§ What is required: Reproduce every entry in the listing without alteration.

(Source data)
Start
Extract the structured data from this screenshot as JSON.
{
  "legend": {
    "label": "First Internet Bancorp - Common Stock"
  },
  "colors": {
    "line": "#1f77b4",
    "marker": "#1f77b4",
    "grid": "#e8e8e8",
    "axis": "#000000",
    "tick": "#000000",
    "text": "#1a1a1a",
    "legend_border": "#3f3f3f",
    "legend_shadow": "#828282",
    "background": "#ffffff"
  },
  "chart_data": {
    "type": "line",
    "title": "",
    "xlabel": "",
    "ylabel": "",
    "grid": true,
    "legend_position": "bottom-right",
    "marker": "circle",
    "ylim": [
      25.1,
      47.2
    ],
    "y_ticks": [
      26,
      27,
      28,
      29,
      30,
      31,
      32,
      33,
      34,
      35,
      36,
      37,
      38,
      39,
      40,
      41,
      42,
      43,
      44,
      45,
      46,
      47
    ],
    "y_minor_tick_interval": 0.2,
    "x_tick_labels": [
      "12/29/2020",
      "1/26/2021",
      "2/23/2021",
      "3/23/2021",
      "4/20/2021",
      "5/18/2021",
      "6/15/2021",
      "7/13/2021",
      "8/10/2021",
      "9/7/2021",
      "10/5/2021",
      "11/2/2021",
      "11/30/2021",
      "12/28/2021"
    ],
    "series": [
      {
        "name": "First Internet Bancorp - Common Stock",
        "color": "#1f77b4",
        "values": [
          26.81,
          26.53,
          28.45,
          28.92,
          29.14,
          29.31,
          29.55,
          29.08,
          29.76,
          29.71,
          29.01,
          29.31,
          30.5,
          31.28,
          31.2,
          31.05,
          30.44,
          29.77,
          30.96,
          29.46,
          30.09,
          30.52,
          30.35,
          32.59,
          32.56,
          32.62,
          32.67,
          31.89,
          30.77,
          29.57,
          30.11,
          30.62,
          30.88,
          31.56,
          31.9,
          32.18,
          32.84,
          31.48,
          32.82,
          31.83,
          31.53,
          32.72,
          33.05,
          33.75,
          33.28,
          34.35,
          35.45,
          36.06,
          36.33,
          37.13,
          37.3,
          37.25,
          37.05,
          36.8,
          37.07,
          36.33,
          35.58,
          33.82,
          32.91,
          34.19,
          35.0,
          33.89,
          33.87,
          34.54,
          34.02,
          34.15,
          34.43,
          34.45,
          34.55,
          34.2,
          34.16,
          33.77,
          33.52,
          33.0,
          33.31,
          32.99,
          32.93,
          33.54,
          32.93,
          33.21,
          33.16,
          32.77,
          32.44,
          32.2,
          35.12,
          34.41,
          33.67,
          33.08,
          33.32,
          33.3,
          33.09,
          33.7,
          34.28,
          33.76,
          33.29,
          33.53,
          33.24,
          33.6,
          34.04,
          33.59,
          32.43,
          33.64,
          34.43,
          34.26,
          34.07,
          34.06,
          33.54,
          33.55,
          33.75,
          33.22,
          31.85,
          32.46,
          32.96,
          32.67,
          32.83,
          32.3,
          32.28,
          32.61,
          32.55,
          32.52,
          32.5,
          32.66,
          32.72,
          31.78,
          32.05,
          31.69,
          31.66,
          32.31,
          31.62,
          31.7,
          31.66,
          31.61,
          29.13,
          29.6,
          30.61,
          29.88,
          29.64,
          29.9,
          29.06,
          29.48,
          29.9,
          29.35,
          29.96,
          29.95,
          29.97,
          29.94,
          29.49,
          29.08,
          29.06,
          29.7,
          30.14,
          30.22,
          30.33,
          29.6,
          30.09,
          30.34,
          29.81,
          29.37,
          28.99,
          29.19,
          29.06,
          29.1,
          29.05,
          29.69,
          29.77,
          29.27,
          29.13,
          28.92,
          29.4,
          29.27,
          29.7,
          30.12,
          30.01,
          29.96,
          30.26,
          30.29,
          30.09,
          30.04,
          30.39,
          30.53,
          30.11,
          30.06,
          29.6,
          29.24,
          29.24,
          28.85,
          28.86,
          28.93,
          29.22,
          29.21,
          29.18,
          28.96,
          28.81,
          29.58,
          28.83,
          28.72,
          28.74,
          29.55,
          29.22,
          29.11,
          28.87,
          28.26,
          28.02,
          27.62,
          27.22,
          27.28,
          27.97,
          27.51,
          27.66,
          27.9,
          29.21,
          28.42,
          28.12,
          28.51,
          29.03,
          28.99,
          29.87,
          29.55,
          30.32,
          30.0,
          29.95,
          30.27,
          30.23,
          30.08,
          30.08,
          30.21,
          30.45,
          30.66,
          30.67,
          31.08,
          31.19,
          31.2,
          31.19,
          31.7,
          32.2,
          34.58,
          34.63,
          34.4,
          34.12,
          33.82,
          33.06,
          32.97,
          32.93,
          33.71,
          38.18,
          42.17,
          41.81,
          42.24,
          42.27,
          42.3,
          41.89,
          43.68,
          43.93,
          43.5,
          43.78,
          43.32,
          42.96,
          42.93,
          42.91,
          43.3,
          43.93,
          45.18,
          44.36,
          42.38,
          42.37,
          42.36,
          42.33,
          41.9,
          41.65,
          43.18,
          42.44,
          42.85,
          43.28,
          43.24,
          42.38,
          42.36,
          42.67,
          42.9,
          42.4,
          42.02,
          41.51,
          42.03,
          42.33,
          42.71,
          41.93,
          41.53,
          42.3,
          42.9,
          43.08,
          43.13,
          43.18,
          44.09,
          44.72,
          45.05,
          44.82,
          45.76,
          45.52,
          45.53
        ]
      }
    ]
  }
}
End
§ The answer:
Extract the structured data from this screenshot as JSON.
{
  "legend": {
    "label": "First Internet Bancorp - Common Stock"
  },
  "colors": {
    "line": "#1f77b4",
    "marker": "#1f77b4",
    "grid": "#e8e8e8",
    "axis": "#000000",
    "tick": "#000000",
    "text": "#1a1a1a",
    "legend_border": "#3f3f3f",
    "legend_shadow": "#828282",
    "background": "#ffffff"
  },
  "chart_data": {
    "type": "line",
    "title": "",
    "xlabel": "",
    "ylabel": "",
    "grid": true,
    "legend_position": "bottom-right",
    "marker": "circle",
    "ylim": [
      25.1,
      47.2
    ],
    "y_ticks": [
      26,
      27,
      28,
      29,
      30,
      31,
      32,
      33,
      34,
      35,
      36,
      37,
      38,
      39,
      40,
      41,
      42,
      43,
      44,
      45,
      46,
      47
    ],
    "y_minor_tick_interval": 0.2,
    "x_tick_labels": [
      "12/29/2020",
      "1/26/2021",
      "2/23/2021",
      "3/23/2021",
      "4/20/2021",
      "5/18/2021",
      "6/15/2021",
      "7/13/2021",
      "8/10/2021",
      "9/7/2021",
      "10/5/2021",
      "11/2/2021",
      "11/30/2021",
      "12/28/2021"
    ],
    "series": [
      {
        "name": "First Internet Bancorp - Common Stock",
        "color": "#1f77b4",
        "values": [
          26.81,
          26.53,
          28.45,
          28.92,
          29.14,
          29.31,
          29.55,
          29.08,
          29.76,
          29.71,
          29.01,
          29.31,
          30.5,
          31.28,
          31.2,
          31.05,
          30.44,
          29.77,
          30.96,
          29.46,
          30.09,
          30.52,
          30.35,
          32.59,
          32.56,
          32.62,
          32.67,
          31.89,
          30.77,
          29.57,
          30.11,
          30.62,
          30.88,
          31.56,
          31.9,
          32.18,
          32.84,
          31.48,
          32.82,
          31.83,
          31.53,
          32.72,
          33.05,
          33.75,
          33.28,
          34.35,
          35.45,
          36.06,
          36.33,
          37.13,
          37.3,
          37.25,
          37.05,
          36.8,
          37.07,
          36.33,
          35.58,
          33.82,
          32.91,
          34.19,
          35.0,
          33.89,
          33.87,
          34.54,
          34.02,
          34.15,
          34.43,
          34.45,
          34.55,
          34.2,
          34.16,
          33.77,
          33.52,
          33.0,
          33.31,
          32.99,
          32.93,
          33.54,
          32.93,
          33.21,
          33.16,
          32.77,
          32.44,
          32.2,
          35.12,
          34.41,
          33.67,
          33.08,
          33.32,
          33.3,
          33.09,
          33.7,
          34.28,
          33.76,
          33.29,
          33.53,
          33.24,
          33.6,
          34.04,
          33.59,
          32.43,
          33.64,
          34.43,
          34.26,
          34.07,
          34.06,
          33.54,
          33.55,
          33.75,
          33.22,
          31.85,
          32.46,
          32.96,
          32.67,
          32.83,
          32.3,
          32.28,
          32.61,
          32.55,
          32.52,
          32.5,
          32.66,
          32.72,
          31.78,
          32.05,
          31.69,
          31.66,
          32.31,
          31.62,
          31.7,
          31.66,
          31.61,
          29.13,
          29.6,
          30.61,
          29.88,
          29.64,
          29.9,
          29.06,
          29.48,
          29.9,
          29.35,
          29.96,
          29.95,
          29.97,
          29.94,
          29.49,
          29.08,
          29.06,
          29.7,
          30.14,
          30.22,
          30.33,
          29.6,
          30.09,
          30.34,
          29.81,
          29.37,
          28.99,
          29.19,
          29.06,
          29.1,
          29.05,
          29.69,
          29.77,
          29.27,
          29.13,
          28.92,
          29.4,
          29.27,
          29.7,
          30.12,
          30.01,
          29.96,
          30.26,
          30.29,
          30.09,
          30.04,
          30.39,
          30.53,
          30.11,
          30.06,
          29.6,
          29.24,
          29.24,
          28.85,
          28.86,
          28.93,
          29.22,
          29.21,
          29.18,
          28.96,
          28.81,
          29.58,
          28.83,
          28.72,
          28.74,
          29.55,
          29.22,
          29.11,
          28.87,
          28.26,
          28.02,
          27.62,
          27.22,
          27.28,
          27.97,
          27.51,
          27.66,
          27.9,
          29.21,
          28.42,
          28.12,
          28.51,
          29.03,
          28.99,
          29.87,
          29.55,
          30.32,
          30.0,
          29.95,
          30.27,
          30.23,
          30.08,
          30.08,
          30.21,
          30.45,
          30.66,
          30.67,
          31.08,
          31.19,
          31.2,
          31.19,
          31.7,
          32.2,
          34.58,
          34.63,
          34.4,
          34.12,
          33.82,
          33.06,
          32.97,
          32.93,
          33.71,
          38.18,
          42.17,
          41.81,
          42.24,
          42.27,
          42.3,
          41.89,
          43.68,
          43.93,
          43.5,
          43.78,
          43.32,
          42.96,
          42.93,
          42.91,
          43.3,
          43.93,
          45.18,
          44.36,
          42.38,
          42.37,
          42.36,
          42.33,
          41.9,
          41.65,
          43.18,
          42.44,
          42.85,
          43.28,
          43.24,
          42.38,
          42.36,
          42.67,
          42.9,
          42.4,
          42.02,
          41.51,
          42.03,
          42.33,
          42.71,
          41.93,
          41.53,
          42.3,
          42.9,
          43.08,
          43.13,
          43.18,
          44.09,
          44.72,
          45.05,
          44.82,
          45.76,
          45.52,
          45.53
        ]
      }
    ]
  }
}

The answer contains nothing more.